Task details
Reproduce every line of the items below without altering anything.

(Entries from a layout dataset)
----------------------------------------
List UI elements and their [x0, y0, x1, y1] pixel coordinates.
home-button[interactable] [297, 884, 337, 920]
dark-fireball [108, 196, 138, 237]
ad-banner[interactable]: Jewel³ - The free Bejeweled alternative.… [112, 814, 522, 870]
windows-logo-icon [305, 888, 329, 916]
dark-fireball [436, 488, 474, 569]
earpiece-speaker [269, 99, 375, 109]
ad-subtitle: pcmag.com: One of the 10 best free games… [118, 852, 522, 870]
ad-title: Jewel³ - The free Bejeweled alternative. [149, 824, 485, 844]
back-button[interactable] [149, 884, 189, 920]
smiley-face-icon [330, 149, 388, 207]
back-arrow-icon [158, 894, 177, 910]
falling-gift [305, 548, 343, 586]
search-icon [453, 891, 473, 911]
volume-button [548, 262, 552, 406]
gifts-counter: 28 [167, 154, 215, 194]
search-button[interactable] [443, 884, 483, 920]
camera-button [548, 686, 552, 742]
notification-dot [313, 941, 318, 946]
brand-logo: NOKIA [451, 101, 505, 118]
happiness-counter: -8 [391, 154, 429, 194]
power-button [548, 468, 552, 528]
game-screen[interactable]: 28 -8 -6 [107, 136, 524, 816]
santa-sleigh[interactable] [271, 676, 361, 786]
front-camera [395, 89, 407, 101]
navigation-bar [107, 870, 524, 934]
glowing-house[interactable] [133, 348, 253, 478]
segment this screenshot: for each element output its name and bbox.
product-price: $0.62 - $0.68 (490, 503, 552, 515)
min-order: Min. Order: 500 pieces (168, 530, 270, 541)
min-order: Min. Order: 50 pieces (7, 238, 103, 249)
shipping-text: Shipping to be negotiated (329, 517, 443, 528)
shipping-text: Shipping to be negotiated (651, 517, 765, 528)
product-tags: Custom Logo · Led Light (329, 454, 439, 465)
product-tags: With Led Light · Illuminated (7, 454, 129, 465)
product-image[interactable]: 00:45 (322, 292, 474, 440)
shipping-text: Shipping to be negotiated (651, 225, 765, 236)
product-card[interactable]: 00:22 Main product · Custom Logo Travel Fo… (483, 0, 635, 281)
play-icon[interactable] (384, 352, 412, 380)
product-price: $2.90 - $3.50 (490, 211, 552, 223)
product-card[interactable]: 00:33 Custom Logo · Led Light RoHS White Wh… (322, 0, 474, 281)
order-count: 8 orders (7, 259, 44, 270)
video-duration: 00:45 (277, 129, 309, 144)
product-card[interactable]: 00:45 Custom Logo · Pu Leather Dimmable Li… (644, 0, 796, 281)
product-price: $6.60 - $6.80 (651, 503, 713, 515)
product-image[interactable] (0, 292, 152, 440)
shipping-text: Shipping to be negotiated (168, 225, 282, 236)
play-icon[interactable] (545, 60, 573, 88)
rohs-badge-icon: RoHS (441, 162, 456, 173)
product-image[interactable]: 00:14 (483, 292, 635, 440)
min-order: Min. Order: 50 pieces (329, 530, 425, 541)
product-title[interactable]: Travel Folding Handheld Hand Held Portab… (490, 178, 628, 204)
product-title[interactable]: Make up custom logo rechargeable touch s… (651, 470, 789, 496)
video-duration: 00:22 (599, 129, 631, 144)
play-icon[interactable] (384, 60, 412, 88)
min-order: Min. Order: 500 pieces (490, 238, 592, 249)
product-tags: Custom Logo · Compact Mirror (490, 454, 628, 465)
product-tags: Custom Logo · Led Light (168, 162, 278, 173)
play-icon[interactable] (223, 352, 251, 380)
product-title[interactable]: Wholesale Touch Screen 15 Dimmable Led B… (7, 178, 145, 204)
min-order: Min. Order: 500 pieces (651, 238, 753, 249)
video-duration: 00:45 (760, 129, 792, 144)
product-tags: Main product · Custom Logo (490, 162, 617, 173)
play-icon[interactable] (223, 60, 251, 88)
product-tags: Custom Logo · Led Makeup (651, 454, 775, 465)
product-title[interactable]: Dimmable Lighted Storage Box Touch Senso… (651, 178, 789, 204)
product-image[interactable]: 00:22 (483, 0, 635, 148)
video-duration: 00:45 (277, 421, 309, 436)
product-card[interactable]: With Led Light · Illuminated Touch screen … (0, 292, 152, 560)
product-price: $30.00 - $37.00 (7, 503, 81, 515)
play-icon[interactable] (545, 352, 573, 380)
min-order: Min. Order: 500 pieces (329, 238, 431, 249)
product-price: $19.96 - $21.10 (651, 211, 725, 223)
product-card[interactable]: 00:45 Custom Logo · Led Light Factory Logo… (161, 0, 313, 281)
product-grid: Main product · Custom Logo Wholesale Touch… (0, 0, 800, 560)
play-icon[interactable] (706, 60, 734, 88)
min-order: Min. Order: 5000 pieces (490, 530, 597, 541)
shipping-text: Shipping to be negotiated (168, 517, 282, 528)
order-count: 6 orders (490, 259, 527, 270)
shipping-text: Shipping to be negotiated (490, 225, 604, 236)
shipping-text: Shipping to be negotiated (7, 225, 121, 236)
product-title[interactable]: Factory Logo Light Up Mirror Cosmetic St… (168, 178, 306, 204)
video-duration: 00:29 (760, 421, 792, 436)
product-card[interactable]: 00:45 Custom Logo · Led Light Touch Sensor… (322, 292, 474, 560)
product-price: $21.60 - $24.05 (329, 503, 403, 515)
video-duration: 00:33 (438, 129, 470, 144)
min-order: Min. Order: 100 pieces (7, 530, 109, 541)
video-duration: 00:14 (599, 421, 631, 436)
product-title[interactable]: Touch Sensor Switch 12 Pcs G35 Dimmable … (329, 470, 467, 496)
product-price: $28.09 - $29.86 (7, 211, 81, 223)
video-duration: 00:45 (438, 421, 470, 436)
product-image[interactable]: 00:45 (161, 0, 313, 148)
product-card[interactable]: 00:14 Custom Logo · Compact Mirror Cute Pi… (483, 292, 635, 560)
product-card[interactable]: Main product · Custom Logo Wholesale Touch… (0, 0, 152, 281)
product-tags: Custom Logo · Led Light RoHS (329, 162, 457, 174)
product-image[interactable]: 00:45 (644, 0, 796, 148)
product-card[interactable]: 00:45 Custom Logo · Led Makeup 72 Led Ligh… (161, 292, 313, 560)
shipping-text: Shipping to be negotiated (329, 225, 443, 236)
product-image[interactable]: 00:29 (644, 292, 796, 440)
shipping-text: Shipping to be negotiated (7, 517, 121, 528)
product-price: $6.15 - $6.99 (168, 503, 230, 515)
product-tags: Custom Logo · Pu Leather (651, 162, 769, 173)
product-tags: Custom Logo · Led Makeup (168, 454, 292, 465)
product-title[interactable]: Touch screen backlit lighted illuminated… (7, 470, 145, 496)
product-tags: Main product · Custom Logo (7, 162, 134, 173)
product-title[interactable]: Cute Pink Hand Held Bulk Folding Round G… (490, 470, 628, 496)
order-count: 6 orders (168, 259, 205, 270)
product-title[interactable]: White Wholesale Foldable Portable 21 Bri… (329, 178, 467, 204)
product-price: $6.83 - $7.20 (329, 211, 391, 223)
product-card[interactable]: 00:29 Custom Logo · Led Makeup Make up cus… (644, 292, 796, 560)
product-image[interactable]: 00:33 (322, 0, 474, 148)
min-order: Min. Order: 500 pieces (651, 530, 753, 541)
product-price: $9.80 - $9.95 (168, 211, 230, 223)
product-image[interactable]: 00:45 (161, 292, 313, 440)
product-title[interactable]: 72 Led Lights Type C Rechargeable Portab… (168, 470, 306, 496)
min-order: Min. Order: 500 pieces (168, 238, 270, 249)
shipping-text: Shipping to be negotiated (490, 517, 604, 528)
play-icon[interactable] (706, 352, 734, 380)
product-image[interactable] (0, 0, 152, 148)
----------------------------------------
Solution below
List UI elements and their [x0, y0, x1, y1] pixel coordinates.
home-button[interactable] [297, 884, 337, 920]
dark-fireball [108, 196, 138, 237]
ad-banner[interactable]: Jewel³ - The free Bejeweled alternative.… [112, 814, 522, 870]
windows-logo-icon [305, 888, 329, 916]
dark-fireball [436, 488, 474, 569]
earpiece-speaker [269, 99, 375, 109]
ad-subtitle: pcmag.com: One of the 10 best free games… [118, 852, 522, 870]
ad-title: Jewel³ - The free Bejeweled alternative. [149, 824, 485, 844]
back-button[interactable] [149, 884, 189, 920]
smiley-face-icon [330, 149, 388, 207]
back-arrow-icon [158, 894, 177, 910]
falling-gift [305, 548, 343, 586]
search-icon [453, 891, 473, 911]
volume-button [548, 262, 552, 406]
gifts-counter: 28 [167, 154, 215, 194]
search-button[interactable] [443, 884, 483, 920]
camera-button [548, 686, 552, 742]
notification-dot [313, 941, 318, 946]
brand-logo: NOKIA [451, 101, 505, 118]
happiness-counter: -8 [391, 154, 429, 194]
power-button [548, 468, 552, 528]
game-screen[interactable]: 28 -8 -6 [107, 136, 524, 816]
santa-sleigh[interactable] [271, 676, 361, 786]
front-camera [395, 89, 407, 101]
navigation-bar [107, 870, 524, 934]
glowing-house[interactable] [133, 348, 253, 478]
segment this screenshot: for each element output its name and bbox.
product-price: $0.62 - $0.68 (490, 503, 552, 515)
min-order: Min. Order: 500 pieces (168, 530, 270, 541)
min-order: Min. Order: 50 pieces (7, 238, 103, 249)
shipping-text: Shipping to be negotiated (329, 517, 443, 528)
shipping-text: Shipping to be negotiated (651, 517, 765, 528)
product-tags: Custom Logo · Led Light (329, 454, 439, 465)
product-tags: With Led Light · Illuminated (7, 454, 129, 465)
product-image[interactable]: 00:45 (322, 292, 474, 440)
shipping-text: Shipping to be negotiated (651, 225, 765, 236)
product-card[interactable]: 00:22 Main product · Custom Logo Travel Fo… (483, 0, 635, 281)
play-icon[interactable] (384, 352, 412, 380)
product-price: $2.90 - $3.50 (490, 211, 552, 223)
product-card[interactable]: 00:33 Custom Logo · Led Light RoHS White Wh… (322, 0, 474, 281)
order-count: 8 orders (7, 259, 44, 270)
video-duration: 00:45 (277, 129, 309, 144)
product-card[interactable]: 00:45 Custom Logo · Pu Leather Dimmable Li… (644, 0, 796, 281)
product-price: $6.60 - $6.80 (651, 503, 713, 515)
product-image[interactable] (0, 292, 152, 440)
shipping-text: Shipping to be negotiated (168, 225, 282, 236)
play-icon[interactable] (545, 60, 573, 88)
rohs-badge-icon: RoHS (441, 162, 456, 173)
product-image[interactable]: 00:14 (483, 292, 635, 440)
min-order: Min. Order: 50 pieces (329, 530, 425, 541)
product-title[interactable]: Travel Folding Handheld Hand Held Portab… (490, 178, 628, 204)
product-title[interactable]: Make up custom logo rechargeable touch s… (651, 470, 789, 496)
video-duration: 00:22 (599, 129, 631, 144)
play-icon[interactable] (384, 60, 412, 88)
min-order: Min. Order: 500 pieces (490, 238, 592, 249)
product-tags: Custom Logo · Compact Mirror (490, 454, 628, 465)
product-tags: Custom Logo · Led Light (168, 162, 278, 173)
play-icon[interactable] (223, 352, 251, 380)
product-title[interactable]: Wholesale Touch Screen 15 Dimmable Led B… (7, 178, 145, 204)
min-order: Min. Order: 500 pieces (651, 238, 753, 249)
video-duration: 00:45 (760, 129, 792, 144)
product-tags: Main product · Custom Logo (490, 162, 617, 173)
play-icon[interactable] (223, 60, 251, 88)
product-tags: Custom Logo · Led Makeup (651, 454, 775, 465)
product-title[interactable]: Dimmable Lighted Storage Box Touch Senso… (651, 178, 789, 204)
product-image[interactable]: 00:22 (483, 0, 635, 148)
video-duration: 00:45 (277, 421, 309, 436)
product-card[interactable]: With Led Light · Illuminated Touch screen … (0, 292, 152, 560)
product-price: $30.00 - $37.00 (7, 503, 81, 515)
play-icon[interactable] (545, 352, 573, 380)
min-order: Min. Order: 500 pieces (329, 238, 431, 249)
product-price: $19.96 - $21.10 (651, 211, 725, 223)
product-card[interactable]: 00:45 Custom Logo · Led Light Factory Logo… (161, 0, 313, 281)
product-grid: Main product · Custom Logo Wholesale Touch… (0, 0, 800, 560)
play-icon[interactable] (706, 60, 734, 88)
min-order: Min. Order: 5000 pieces (490, 530, 597, 541)
shipping-text: Shipping to be negotiated (168, 517, 282, 528)
order-count: 6 orders (490, 259, 527, 270)
shipping-text: Shipping to be negotiated (490, 225, 604, 236)
shipping-text: Shipping to be negotiated (7, 225, 121, 236)
product-title[interactable]: Factory Logo Light Up Mirror Cosmetic St… (168, 178, 306, 204)
video-duration: 00:29 (760, 421, 792, 436)
product-card[interactable]: 00:45 Custom Logo · Led Light Touch Sensor… (322, 292, 474, 560)
product-price: $21.60 - $24.05 (329, 503, 403, 515)
video-duration: 00:33 (438, 129, 470, 144)
min-order: Min. Order: 100 pieces (7, 530, 109, 541)
video-duration: 00:14 (599, 421, 631, 436)
product-title[interactable]: Touch Sensor Switch 12 Pcs G35 Dimmable … (329, 470, 467, 496)
product-price: $28.09 - $29.86 (7, 211, 81, 223)
video-duration: 00:45 (438, 421, 470, 436)
product-image[interactable]: 00:45 (161, 0, 313, 148)
product-card[interactable]: 00:14 Custom Logo · Compact Mirror Cute Pi… (483, 292, 635, 560)
product-card[interactable]: Main product · Custom Logo Wholesale Touch… (0, 0, 152, 281)
product-tags: Custom Logo · Led Light RoHS (329, 162, 457, 174)
product-image[interactable]: 00:45 (644, 0, 796, 148)
product-card[interactable]: 00:45 Custom Logo · Led Makeup 72 Led Ligh… (161, 292, 313, 560)
shipping-text: Shipping to be negotiated (329, 225, 443, 236)
product-image[interactable]: 00:29 (644, 292, 796, 440)
shipping-text: Shipping to be negotiated (7, 517, 121, 528)
product-price: $6.15 - $6.99 (168, 503, 230, 515)
product-tags: Custom Logo · Pu Leather (651, 162, 769, 173)
product-tags: Custom Logo · Led Makeup (168, 454, 292, 465)
product-title[interactable]: Touch screen backlit lighted illuminated… (7, 470, 145, 496)
product-tags: Main product · Custom Logo (7, 162, 134, 173)
product-title[interactable]: Cute Pink Hand Held Bulk Folding Round G… (490, 470, 628, 496)
order-count: 6 orders (168, 259, 205, 270)
product-title[interactable]: White Wholesale Foldable Portable 21 Bri… (329, 178, 467, 204)
product-price: $6.83 - $7.20 (329, 211, 391, 223)
product-card[interactable]: 00:29 Custom Logo · Led Makeup Make up cus… (644, 292, 796, 560)
product-image[interactable]: 00:33 (322, 0, 474, 148)
min-order: Min. Order: 500 pieces (651, 530, 753, 541)
product-price: $9.80 - $9.95 (168, 211, 230, 223)
product-image[interactable]: 00:45 (161, 292, 313, 440)
product-title[interactable]: 72 Led Lights Type C Rechargeable Portab… (168, 470, 306, 496)
min-order: Min. Order: 500 pieces (168, 238, 270, 249)
shipping-text: Shipping to be negotiated (490, 517, 604, 528)
play-icon[interactable] (706, 352, 734, 380)
product-image[interactable] (0, 0, 152, 148)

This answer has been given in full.